Task requirements:
Could you rename "Recents" to "History" throughout the lines below and give them again with everything else left unchanged?

* start Material provided *

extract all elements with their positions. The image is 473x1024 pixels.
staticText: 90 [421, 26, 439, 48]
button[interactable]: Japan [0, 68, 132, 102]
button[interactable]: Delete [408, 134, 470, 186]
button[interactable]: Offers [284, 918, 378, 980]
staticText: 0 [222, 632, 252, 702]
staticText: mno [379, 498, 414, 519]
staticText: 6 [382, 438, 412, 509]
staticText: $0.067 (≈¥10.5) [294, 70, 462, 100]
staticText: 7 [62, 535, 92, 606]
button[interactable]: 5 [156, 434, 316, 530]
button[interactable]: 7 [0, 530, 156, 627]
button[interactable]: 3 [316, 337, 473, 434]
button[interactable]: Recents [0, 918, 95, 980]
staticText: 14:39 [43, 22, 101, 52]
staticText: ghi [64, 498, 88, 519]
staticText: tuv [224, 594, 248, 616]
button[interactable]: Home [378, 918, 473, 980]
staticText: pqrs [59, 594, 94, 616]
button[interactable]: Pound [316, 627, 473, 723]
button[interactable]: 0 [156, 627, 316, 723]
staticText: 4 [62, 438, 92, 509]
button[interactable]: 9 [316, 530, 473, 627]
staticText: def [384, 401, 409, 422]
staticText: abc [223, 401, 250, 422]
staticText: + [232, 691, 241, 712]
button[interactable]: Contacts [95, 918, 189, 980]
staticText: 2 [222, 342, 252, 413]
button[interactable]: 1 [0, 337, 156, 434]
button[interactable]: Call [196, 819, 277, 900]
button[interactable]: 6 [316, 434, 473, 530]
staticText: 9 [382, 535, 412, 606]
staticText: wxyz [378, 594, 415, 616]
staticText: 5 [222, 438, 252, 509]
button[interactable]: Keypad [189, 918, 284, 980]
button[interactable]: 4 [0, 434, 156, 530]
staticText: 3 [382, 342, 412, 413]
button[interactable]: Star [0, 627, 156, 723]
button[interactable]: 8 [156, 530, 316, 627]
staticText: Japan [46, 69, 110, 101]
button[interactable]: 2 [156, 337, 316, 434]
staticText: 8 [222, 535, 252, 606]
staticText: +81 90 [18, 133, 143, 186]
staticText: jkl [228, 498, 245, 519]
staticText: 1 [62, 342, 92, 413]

* end Material provided *

Written answer:
extract all elements with their positions. The image is 473x1024 pixels.
staticText: 90 [421, 26, 439, 48]
button[interactable]: Japan [0, 68, 132, 102]
button[interactable]: Delete [408, 134, 470, 186]
button[interactable]: Offers [284, 918, 378, 980]
staticText: 0 [222, 632, 252, 702]
staticText: mno [379, 498, 414, 519]
staticText: 6 [382, 438, 412, 509]
staticText: $0.067 (≈¥10.5) [294, 70, 462, 100]
staticText: 7 [62, 535, 92, 606]
button[interactable]: 5 [156, 434, 316, 530]
button[interactable]: 7 [0, 530, 156, 627]
button[interactable]: 3 [316, 337, 473, 434]
button[interactable]: History [0, 918, 95, 980]
staticText: 14:39 [43, 22, 101, 52]
staticText: ghi [64, 498, 88, 519]
staticText: tuv [224, 594, 248, 616]
button[interactable]: Home [378, 918, 473, 980]
staticText: pqrs [59, 594, 94, 616]
button[interactable]: Pound [316, 627, 473, 723]
button[interactable]: 0 [156, 627, 316, 723]
staticText: 4 [62, 438, 92, 509]
button[interactable]: 9 [316, 530, 473, 627]
staticText: def [384, 401, 409, 422]
staticText: abc [223, 401, 250, 422]
staticText: + [232, 691, 241, 712]
button[interactable]: Contacts [95, 918, 189, 980]
staticText: 2 [222, 342, 252, 413]
button[interactable]: 1 [0, 337, 156, 434]
button[interactable]: Call [196, 819, 277, 900]
button[interactable]: 6 [316, 434, 473, 530]
staticText: 9 [382, 535, 412, 606]
staticText: wxyz [378, 594, 415, 616]
staticText: 5 [222, 438, 252, 509]
button[interactable]: Keypad [189, 918, 284, 980]
button[interactable]: 4 [0, 434, 156, 530]
staticText: 3 [382, 342, 412, 413]
button[interactable]: Star [0, 627, 156, 723]
button[interactable]: 8 [156, 530, 316, 627]
staticText: Japan [46, 69, 110, 101]
button[interactable]: 2 [156, 337, 316, 434]
staticText: 8 [222, 535, 252, 606]
staticText: +81 90 [18, 133, 143, 186]
staticText: jkl [228, 498, 245, 519]
staticText: 1 [62, 342, 92, 413]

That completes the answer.